# BRIEF:
Return each entry exactly, omitting nothing.

# EXTRACTED MATERIAL:

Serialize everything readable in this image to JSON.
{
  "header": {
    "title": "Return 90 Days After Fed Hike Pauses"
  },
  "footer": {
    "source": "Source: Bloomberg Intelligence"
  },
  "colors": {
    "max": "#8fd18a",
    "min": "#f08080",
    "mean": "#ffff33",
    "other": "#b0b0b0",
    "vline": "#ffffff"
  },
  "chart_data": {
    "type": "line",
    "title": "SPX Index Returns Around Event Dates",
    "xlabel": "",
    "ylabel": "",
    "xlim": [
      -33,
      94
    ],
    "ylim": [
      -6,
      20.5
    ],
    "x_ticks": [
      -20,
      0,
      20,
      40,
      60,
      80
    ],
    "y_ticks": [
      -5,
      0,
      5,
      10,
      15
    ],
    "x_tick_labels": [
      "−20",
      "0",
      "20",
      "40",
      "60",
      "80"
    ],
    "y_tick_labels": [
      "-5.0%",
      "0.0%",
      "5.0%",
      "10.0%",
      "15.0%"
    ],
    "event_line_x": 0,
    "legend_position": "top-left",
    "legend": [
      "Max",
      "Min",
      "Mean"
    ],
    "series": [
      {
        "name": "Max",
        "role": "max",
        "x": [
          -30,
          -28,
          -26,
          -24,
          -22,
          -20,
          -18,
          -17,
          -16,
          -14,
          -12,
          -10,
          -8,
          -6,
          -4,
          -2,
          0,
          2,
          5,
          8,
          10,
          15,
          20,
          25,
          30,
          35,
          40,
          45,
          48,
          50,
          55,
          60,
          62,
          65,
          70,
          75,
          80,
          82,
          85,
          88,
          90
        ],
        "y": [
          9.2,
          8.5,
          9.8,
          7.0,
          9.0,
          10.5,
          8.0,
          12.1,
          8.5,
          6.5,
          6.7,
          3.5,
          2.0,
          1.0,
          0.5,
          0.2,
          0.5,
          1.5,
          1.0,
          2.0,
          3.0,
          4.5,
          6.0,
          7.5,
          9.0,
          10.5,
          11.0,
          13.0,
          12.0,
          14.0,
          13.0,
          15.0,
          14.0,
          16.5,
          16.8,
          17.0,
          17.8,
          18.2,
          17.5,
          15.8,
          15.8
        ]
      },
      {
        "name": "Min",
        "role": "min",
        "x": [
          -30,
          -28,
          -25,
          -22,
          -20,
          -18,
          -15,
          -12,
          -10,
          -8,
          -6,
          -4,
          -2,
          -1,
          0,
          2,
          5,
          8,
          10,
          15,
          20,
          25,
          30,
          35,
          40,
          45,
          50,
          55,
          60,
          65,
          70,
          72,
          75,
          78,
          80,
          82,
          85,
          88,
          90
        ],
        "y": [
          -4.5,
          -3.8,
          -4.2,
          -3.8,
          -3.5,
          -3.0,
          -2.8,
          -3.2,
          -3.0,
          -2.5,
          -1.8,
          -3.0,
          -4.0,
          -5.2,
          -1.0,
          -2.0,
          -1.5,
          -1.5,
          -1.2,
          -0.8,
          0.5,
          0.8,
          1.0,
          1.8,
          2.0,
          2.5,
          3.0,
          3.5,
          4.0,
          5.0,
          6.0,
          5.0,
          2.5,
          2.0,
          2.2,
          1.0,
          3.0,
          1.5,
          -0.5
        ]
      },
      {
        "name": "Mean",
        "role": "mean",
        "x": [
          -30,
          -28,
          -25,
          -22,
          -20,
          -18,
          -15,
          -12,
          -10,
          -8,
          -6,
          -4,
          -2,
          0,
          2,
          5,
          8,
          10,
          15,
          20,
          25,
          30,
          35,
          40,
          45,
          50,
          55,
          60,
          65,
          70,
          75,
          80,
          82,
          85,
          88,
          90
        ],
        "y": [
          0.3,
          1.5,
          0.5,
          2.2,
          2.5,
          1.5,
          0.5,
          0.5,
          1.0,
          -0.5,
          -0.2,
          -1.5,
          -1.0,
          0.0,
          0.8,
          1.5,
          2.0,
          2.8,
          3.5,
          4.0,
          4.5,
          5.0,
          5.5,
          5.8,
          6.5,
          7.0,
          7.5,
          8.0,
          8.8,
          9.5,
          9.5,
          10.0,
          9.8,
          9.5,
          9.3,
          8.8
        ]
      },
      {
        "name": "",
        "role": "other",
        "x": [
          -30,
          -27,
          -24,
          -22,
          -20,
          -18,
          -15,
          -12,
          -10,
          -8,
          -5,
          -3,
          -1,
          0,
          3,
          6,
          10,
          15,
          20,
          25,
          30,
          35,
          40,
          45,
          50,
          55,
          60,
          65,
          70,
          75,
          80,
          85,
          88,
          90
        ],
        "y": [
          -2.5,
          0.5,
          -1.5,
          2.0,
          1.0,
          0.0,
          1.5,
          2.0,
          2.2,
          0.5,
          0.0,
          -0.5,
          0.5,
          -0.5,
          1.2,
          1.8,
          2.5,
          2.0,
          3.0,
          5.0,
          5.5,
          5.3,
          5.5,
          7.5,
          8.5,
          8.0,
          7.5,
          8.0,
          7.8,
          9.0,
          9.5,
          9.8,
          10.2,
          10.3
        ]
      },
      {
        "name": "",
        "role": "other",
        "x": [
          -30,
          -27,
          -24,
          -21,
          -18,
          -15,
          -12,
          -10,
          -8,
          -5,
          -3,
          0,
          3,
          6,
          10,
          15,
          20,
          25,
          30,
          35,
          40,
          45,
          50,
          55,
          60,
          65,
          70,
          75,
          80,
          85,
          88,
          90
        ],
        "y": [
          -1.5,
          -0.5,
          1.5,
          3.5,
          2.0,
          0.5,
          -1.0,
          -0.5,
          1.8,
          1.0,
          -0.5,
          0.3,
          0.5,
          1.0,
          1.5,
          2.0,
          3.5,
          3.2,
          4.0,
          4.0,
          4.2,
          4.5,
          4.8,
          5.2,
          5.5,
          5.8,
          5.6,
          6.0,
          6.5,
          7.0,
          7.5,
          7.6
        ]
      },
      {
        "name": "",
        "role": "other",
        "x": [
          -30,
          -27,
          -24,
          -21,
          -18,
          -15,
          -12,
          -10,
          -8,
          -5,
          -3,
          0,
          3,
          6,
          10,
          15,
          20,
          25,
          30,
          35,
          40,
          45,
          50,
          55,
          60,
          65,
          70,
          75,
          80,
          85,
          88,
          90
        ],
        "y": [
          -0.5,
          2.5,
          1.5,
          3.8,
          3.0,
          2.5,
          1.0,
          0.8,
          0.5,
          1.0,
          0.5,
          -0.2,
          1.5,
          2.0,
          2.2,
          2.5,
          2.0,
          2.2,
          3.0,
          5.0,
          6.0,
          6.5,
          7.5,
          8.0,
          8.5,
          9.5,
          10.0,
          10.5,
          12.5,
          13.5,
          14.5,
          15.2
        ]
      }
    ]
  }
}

# REPLY:
Serialize everything readable in this image to JSON.
{
  "header": {
    "title": "Return 90 Days After Fed Hike Pauses"
  },
  "footer": {
    "source": "Source: Bloomberg Intelligence"
  },
  "colors": {
    "max": "#8fd18a",
    "min": "#f08080",
    "mean": "#ffff33",
    "other": "#b0b0b0",
    "vline": "#ffffff"
  },
  "chart_data": {
    "type": "line",
    "title": "SPX Index Returns Around Event Dates",
    "xlabel": "",
    "ylabel": "",
    "xlim": [
      -33,
      94
    ],
    "ylim": [
      -6,
      20.5
    ],
    "x_ticks": [
      -20,
      0,
      20,
      40,
      60,
      80
    ],
    "y_ticks": [
      -5,
      0,
      5,
      10,
      15
    ],
    "x_tick_labels": [
      "−20",
      "0",
      "20",
      "40",
      "60",
      "80"
    ],
    "y_tick_labels": [
      "-5.0%",
      "0.0%",
      "5.0%",
      "10.0%",
      "15.0%"
    ],
    "event_line_x": 0,
    "legend_position": "top-left",
    "legend": [
      "Max",
      "Min",
      "Mean"
    ],
    "series": [
      {
        "name": "Max",
        "role": "max",
        "x": [
          -30,
          -28,
          -26,
          -24,
          -22,
          -20,
          -18,
          -17,
          -16,
          -14,
          -12,
          -10,
          -8,
          -6,
          -4,
          -2,
          0,
          2,
          5,
          8,
          10,
          15,
          20,
          25,
          30,
          35,
          40,
          45,
          48,
          50,
          55,
          60,
          62,
          65,
          70,
          75,
          80,
          82,
          85,
          88,
          90
        ],
        "y": [
          9.2,
          8.5,
          9.8,
          7.0,
          9.0,
          10.5,
          8.0,
          12.1,
          8.5,
          6.5,
          6.7,
          3.5,
          2.0,
          1.0,
          0.5,
          0.2,
          0.5,
          1.5,
          1.0,
          2.0,
          3.0,
          4.5,
          6.0,
          7.5,
          9.0,
          10.5,
          11.0,
          13.0,
          12.0,
          14.0,
          13.0,
          15.0,
          14.0,
          16.5,
          16.8,
          17.0,
          17.8,
          18.2,
          17.5,
          15.8,
          15.8
        ]
      },
      {
        "name": "Min",
        "role": "min",
        "x": [
          -30,
          -28,
          -25,
          -22,
          -20,
          -18,
          -15,
          -12,
          -10,
          -8,
          -6,
          -4,
          -2,
          -1,
          0,
          2,
          5,
          8,
          10,
          15,
          20,
          25,
          30,
          35,
          40,
          45,
          50,
          55,
          60,
          65,
          70,
          72,
          75,
          78,
          80,
          82,
          85,
          88,
          90
        ],
        "y": [
          -4.5,
          -3.8,
          -4.2,
          -3.8,
          -3.5,
          -3.0,
          -2.8,
          -3.2,
          -3.0,
          -2.5,
          -1.8,
          -3.0,
          -4.0,
          -5.2,
          -1.0,
          -2.0,
          -1.5,
          -1.5,
          -1.2,
          -0.8,
          0.5,
          0.8,
          1.0,
          1.8,
          2.0,
          2.5,
          3.0,
          3.5,
          4.0,
          5.0,
          6.0,
          5.0,
          2.5,
          2.0,
          2.2,
          1.0,
          3.0,
          1.5,
          -0.5
        ]
      },
      {
        "name": "Mean",
        "role": "mean",
        "x": [
          -30,
          -28,
          -25,
          -22,
          -20,
          -18,
          -15,
          -12,
          -10,
          -8,
          -6,
          -4,
          -2,
          0,
          2,
          5,
          8,
          10,
          15,
          20,
          25,
          30,
          35,
          40,
          45,
          50,
          55,
          60,
          65,
          70,
          75,
          80,
          82,
          85,
          88,
          90
        ],
        "y": [
          0.3,
          1.5,
          0.5,
          2.2,
          2.5,
          1.5,
          0.5,
          0.5,
          1.0,
          -0.5,
          -0.2,
          -1.5,
          -1.0,
          0.0,
          0.8,
          1.5,
          2.0,
          2.8,
          3.5,
          4.0,
          4.5,
          5.0,
          5.5,
          5.8,
          6.5,
          7.0,
          7.5,
          8.0,
          8.8,
          9.5,
          9.5,
          10.0,
          9.8,
          9.5,
          9.3,
          8.8
        ]
      },
      {
        "name": "",
        "role": "other",
        "x": [
          -30,
          -27,
          -24,
          -22,
          -20,
          -18,
          -15,
          -12,
          -10,
          -8,
          -5,
          -3,
          -1,
          0,
          3,
          6,
          10,
          15,
          20,
          25,
          30,
          35,
          40,
          45,
          50,
          55,
          60,
          65,
          70,
          75,
          80,
          85,
          88,
          90
        ],
        "y": [
          -2.5,
          0.5,
          -1.5,
          2.0,
          1.0,
          0.0,
          1.5,
          2.0,
          2.2,
          0.5,
          0.0,
          -0.5,
          0.5,
          -0.5,
          1.2,
          1.8,
          2.5,
          2.0,
          3.0,
          5.0,
          5.5,
          5.3,
          5.5,
          7.5,
          8.5,
          8.0,
          7.5,
          8.0,
          7.8,
          9.0,
          9.5,
          9.8,
          10.2,
          10.3
        ]
      },
      {
        "name": "",
        "role": "other",
        "x": [
          -30,
          -27,
          -24,
          -21,
          -18,
          -15,
          -12,
          -10,
          -8,
          -5,
          -3,
          0,
          3,
          6,
          10,
          15,
          20,
          25,
          30,
          35,
          40,
          45,
          50,
          55,
          60,
          65,
          70,
          75,
          80,
          85,
          88,
          90
        ],
        "y": [
          -1.5,
          -0.5,
          1.5,
          3.5,
          2.0,
          0.5,
          -1.0,
          -0.5,
          1.8,
          1.0,
          -0.5,
          0.3,
          0.5,
          1.0,
          1.5,
          2.0,
          3.5,
          3.2,
          4.0,
          4.0,
          4.2,
          4.5,
          4.8,
          5.2,
          5.5,
          5.8,
          5.6,
          6.0,
          6.5,
          7.0,
          7.5,
          7.6
        ]
      },
      {
        "name": "",
        "role": "other",
        "x": [
          -30,
          -27,
          -24,
          -21,
          -18,
          -15,
          -12,
          -10,
          -8,
          -5,
          -3,
          0,
          3,
          6,
          10,
          15,
          20,
          25,
          30,
          35,
          40,
          45,
          50,
          55,
          60,
          65,
          70,
          75,
          80,
          85,
          88,
          90
        ],
        "y": [
          -0.5,
          2.5,
          1.5,
          3.8,
          3.0,
          2.5,
          1.0,
          0.8,
          0.5,
          1.0,
          0.5,
          -0.2,
          1.5,
          2.0,
          2.2,
          2.5,
          2.0,
          2.2,
          3.0,
          5.0,
          6.0,
          6.5,
          7.5,
          8.0,
          8.5,
          9.5,
          10.0,
          10.5,
          12.5,
          13.5,
          14.5,
          15.2
        ]
      }
    ]
  }
}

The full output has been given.